• _What you need to do_:
All of the data must be printed exactly; please include every line.
-- Begin Records for this task --
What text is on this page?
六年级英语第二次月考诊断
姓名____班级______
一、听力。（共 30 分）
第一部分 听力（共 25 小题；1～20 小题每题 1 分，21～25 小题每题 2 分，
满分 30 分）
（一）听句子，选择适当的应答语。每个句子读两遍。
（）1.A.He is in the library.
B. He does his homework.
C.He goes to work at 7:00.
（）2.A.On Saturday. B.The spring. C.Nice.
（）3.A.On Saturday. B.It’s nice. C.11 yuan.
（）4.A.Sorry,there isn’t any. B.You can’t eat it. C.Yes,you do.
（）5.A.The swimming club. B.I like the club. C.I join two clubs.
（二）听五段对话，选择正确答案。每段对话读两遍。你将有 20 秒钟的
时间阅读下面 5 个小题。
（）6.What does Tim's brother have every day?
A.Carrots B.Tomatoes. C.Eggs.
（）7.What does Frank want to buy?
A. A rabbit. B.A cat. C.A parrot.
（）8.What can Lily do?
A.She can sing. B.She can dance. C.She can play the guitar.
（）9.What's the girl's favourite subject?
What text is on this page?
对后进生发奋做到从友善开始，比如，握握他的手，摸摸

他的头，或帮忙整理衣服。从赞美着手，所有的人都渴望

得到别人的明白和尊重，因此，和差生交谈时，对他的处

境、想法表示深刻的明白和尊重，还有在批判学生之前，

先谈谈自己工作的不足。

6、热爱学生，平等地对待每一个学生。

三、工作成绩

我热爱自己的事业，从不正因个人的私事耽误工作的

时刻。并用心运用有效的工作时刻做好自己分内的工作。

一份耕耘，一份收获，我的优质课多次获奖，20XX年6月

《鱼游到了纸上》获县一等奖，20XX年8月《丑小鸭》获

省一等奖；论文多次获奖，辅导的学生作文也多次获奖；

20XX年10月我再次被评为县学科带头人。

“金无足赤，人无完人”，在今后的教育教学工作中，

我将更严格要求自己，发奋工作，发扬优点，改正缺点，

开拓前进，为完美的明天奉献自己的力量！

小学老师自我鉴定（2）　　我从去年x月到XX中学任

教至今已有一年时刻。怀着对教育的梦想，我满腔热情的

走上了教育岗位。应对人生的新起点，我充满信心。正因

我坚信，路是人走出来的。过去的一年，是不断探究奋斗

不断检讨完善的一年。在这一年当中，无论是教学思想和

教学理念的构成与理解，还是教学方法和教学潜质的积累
-- End Records for this task --
• _Written response_:
What text is on this page?
六年级英语第二次月考诊断
姓名____班级______
一、听力。（共 30 分）
第一部分 听力（共 25 小题；1～20 小题每题 1 分，21～25 小题每题 2 分，
满分 30 分）
（一）听句子，选择适当的应答语。每个句子读两遍。
（）1.A.He is in the library.
B. He does his homework.
C.He goes to work at 7:00.
（）2.A.On Saturday. B.The spring. C.Nice.
（）3.A.On Saturday. B.It’s nice. C.11 yuan.
（）4.A.Sorry,there isn’t any. B.You can’t eat it. C.Yes,you do.
（）5.A.The swimming club. B.I like the club. C.I join two clubs.
（二）听五段对话，选择正确答案。每段对话读两遍。你将有 20 秒钟的
时间阅读下面 5 个小题。
（）6.What does Tim's brother have every day?
A.Carrots B.Tomatoes. C.Eggs.
（）7.What does Frank want to buy?
A. A rabbit. B.A cat. C.A parrot.
（）8.What can Lily do?
A.She can sing. B.She can dance. C.She can play the guitar.
（）9.What's the girl's favourite subject?
What text is on this page?
对后进生发奋做到从友善开始，比如，握握他的手，摸摸

他的头，或帮忙整理衣服。从赞美着手，所有的人都渴望

得到别人的明白和尊重，因此，和差生交谈时，对他的处

境、想法表示深刻的明白和尊重，还有在批判学生之前，

先谈谈自己工作的不足。

6、热爱学生，平等地对待每一个学生。

三、工作成绩

我热爱自己的事业，从不正因个人的私事耽误工作的

时刻。并用心运用有效的工作时刻做好自己分内的工作。

一份耕耘，一份收获，我的优质课多次获奖，20XX年6月

《鱼游到了纸上》获县一等奖，20XX年8月《丑小鸭》获

省一等奖；论文多次获奖，辅导的学生作文也多次获奖；

20XX年10月我再次被评为县学科带头人。

“金无足赤，人无完人”，在今后的教育教学工作中，

我将更严格要求自己，发奋工作，发扬优点，改正缺点，

开拓前进，为完美的明天奉献自己的力量！

小学老师自我鉴定（2）　　我从去年x月到XX中学任

教至今已有一年时刻。怀着对教育的梦想，我满腔热情的

走上了教育岗位。应对人生的新起点，我充满信心。正因

我坚信，路是人走出来的。过去的一年，是不断探究奋斗

不断检讨完善的一年。在这一年当中，无论是教学思想和

教学理念的构成与理解，还是教学方法和教学潜质的积累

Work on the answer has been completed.